Extracted records
####################

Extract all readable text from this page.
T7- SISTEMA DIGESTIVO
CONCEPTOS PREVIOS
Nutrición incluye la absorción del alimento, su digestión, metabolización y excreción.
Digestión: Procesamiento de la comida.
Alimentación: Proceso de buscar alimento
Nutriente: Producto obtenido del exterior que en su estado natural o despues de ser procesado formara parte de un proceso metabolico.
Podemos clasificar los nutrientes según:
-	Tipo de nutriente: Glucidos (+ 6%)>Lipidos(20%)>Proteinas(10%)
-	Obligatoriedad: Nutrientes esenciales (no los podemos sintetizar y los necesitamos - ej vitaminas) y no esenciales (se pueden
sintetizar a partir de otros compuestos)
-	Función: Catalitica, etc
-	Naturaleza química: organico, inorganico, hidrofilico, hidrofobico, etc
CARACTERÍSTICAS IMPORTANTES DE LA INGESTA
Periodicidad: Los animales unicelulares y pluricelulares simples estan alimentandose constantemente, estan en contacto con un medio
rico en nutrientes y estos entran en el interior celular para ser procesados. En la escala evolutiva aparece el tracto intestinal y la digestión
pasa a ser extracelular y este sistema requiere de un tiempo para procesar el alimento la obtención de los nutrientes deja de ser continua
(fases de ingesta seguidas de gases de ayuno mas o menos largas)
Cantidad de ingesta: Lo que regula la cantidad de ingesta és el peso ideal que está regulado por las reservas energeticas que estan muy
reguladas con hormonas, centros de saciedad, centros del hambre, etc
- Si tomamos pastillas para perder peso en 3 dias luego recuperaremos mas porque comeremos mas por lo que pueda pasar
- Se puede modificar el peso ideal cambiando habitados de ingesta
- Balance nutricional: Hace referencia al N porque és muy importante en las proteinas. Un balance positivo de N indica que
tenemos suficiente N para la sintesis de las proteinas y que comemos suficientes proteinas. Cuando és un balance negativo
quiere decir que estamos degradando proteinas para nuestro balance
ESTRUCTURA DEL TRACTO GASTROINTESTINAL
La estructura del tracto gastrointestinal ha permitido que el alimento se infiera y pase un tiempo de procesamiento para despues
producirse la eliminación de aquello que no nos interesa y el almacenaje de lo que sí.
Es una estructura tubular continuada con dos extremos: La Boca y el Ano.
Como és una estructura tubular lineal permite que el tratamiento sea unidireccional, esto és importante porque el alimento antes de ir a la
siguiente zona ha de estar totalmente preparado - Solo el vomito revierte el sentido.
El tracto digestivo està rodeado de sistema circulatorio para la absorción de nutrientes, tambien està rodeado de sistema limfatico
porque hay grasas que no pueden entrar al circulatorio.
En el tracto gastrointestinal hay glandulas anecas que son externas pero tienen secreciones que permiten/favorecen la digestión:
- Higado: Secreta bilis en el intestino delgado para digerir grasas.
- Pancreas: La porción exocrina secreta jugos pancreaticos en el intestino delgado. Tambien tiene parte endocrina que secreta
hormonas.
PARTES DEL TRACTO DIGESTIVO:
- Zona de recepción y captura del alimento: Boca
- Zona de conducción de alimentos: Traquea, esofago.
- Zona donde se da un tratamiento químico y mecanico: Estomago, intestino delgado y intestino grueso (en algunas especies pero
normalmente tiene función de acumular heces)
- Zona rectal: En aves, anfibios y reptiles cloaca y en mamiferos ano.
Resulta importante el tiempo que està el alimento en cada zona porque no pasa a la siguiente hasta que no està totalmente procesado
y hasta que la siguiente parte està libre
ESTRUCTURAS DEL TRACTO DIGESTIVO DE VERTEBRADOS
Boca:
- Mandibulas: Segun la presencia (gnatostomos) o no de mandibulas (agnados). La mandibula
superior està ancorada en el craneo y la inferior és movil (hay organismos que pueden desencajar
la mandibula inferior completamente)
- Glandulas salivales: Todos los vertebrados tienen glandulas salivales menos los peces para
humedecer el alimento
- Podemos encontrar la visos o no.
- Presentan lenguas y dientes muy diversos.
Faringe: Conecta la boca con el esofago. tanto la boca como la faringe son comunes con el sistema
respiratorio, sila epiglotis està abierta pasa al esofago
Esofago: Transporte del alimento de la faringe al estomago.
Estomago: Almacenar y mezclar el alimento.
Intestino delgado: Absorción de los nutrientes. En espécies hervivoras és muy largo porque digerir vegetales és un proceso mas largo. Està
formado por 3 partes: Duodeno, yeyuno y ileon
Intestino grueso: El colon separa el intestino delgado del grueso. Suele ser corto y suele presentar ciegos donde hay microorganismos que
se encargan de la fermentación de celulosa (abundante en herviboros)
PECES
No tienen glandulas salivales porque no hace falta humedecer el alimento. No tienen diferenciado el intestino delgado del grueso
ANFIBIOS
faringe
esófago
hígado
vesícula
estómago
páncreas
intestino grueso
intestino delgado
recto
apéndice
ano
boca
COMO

####################

**PROBLEM TO SOLVE:**
Check each line above for the string "despues" and return those that contain it.

**SOLUTION BELOW:**
Nutriente: Producto obtenido del exterior que en su estado natural o despues de ser procesado formara parte de un proceso metabolico.
La estructura del tracto gastrointestinal ha permitido que el alimento se infiera y pase un tiempo de procesamiento para despues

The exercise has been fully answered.